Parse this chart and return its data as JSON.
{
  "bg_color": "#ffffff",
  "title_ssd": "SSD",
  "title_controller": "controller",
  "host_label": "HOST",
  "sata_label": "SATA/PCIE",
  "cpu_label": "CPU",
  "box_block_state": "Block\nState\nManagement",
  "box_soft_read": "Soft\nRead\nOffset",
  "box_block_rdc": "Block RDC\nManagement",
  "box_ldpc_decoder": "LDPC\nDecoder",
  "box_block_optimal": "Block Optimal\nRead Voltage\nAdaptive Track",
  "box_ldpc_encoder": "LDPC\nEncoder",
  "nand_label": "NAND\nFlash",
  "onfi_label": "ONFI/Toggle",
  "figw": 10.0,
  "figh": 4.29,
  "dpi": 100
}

··········

Transcribe all of the lines in the records precisely.

Parse this chart and return its data as JSON.
{
  "bg_color": "#ffffff",
  "title_ssd": "SSD",
  "title_controller": "controller",
  "host_label": "HOST",
  "sata_label": "SATA/PCIE",
  "cpu_label": "CPU",
  "box_block_state": "Block\nState\nManagement",
  "box_soft_read": "Soft\nRead\nOffset",
  "box_block_rdc": "Block RDC\nManagement",
  "box_ldpc_decoder": "LDPC\nDecoder",
  "box_block_optimal": "Block Optimal\nRead Voltage\nAdaptive Track",
  "box_ldpc_encoder": "LDPC\nEncoder",
  "nand_label": "NAND\nFlash",
  "onfi_label": "ONFI/Toggle",
  "figw": 10.0,
  "figh": 4.29,
  "dpi": 100
}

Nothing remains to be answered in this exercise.